# PROBLEM TO SOLVE
Every line below that has the string "Changing" needs to be copied.

RECORDS PROVIDED: Begin

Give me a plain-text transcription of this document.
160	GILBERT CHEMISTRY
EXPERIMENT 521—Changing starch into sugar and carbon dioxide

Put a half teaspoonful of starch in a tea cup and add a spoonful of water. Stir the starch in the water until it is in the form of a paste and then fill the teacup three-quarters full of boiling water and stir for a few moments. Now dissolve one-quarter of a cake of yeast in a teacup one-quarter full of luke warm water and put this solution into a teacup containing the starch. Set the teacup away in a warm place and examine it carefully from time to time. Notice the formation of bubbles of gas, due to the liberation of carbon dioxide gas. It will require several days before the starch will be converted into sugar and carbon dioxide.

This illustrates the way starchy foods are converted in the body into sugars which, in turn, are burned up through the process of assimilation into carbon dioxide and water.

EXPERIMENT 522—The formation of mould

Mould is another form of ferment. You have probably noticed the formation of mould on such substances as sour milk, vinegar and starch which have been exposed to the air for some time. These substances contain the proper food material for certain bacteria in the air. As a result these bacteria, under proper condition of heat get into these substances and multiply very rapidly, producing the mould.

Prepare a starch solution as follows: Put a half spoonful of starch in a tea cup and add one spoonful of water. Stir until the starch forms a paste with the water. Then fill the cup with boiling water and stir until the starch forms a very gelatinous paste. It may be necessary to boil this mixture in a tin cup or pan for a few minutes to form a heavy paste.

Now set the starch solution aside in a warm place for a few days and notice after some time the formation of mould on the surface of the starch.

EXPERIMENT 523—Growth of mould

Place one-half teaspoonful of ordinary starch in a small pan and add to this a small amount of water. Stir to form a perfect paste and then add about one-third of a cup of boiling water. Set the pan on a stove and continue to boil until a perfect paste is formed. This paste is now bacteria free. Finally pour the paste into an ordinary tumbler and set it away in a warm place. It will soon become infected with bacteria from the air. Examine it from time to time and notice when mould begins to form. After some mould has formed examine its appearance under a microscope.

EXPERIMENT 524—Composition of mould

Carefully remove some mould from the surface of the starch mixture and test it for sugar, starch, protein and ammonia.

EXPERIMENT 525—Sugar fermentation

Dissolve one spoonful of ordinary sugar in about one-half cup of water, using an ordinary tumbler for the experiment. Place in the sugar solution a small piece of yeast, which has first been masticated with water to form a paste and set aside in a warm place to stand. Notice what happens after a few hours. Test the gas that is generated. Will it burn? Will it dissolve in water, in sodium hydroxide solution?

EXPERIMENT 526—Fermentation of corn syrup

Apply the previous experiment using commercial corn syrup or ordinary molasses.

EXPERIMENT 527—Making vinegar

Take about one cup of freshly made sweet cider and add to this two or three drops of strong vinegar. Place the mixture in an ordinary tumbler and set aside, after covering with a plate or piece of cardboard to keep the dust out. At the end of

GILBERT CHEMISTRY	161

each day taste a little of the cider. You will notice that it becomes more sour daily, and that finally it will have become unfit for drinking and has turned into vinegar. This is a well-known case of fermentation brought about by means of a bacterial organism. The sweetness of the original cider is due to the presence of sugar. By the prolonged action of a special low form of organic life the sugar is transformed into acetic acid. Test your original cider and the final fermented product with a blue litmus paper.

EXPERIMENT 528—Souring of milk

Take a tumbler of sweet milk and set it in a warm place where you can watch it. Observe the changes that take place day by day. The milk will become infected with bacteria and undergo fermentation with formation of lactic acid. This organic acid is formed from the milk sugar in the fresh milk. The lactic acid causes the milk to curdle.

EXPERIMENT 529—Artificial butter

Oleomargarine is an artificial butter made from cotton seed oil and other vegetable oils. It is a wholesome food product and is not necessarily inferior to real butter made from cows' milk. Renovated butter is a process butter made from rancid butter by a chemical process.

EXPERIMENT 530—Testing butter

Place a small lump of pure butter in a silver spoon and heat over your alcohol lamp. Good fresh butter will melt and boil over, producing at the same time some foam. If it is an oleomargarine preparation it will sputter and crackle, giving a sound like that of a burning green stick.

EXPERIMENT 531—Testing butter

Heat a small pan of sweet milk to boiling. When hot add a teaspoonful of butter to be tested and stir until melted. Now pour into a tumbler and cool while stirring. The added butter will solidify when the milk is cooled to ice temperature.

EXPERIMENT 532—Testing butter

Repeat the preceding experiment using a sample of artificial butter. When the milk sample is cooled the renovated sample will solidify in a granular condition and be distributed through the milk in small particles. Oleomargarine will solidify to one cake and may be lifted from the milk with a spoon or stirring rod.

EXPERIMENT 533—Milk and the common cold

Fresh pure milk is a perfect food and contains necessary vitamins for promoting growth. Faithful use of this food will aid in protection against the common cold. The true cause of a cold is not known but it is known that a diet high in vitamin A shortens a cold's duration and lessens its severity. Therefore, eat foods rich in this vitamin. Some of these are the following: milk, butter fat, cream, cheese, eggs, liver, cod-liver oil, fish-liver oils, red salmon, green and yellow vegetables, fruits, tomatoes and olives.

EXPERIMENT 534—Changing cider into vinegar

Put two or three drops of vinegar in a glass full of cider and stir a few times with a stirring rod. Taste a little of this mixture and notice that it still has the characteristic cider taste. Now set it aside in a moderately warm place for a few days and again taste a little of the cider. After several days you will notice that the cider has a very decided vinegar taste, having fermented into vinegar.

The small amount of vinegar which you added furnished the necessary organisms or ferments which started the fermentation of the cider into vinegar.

RECORDS PROVIDED: End

# EXERCISE RESULT
EXPERIMENT 521—Changing starch into sugar and carbon dioxide
EXPERIMENT 534—Changing cider into vinegar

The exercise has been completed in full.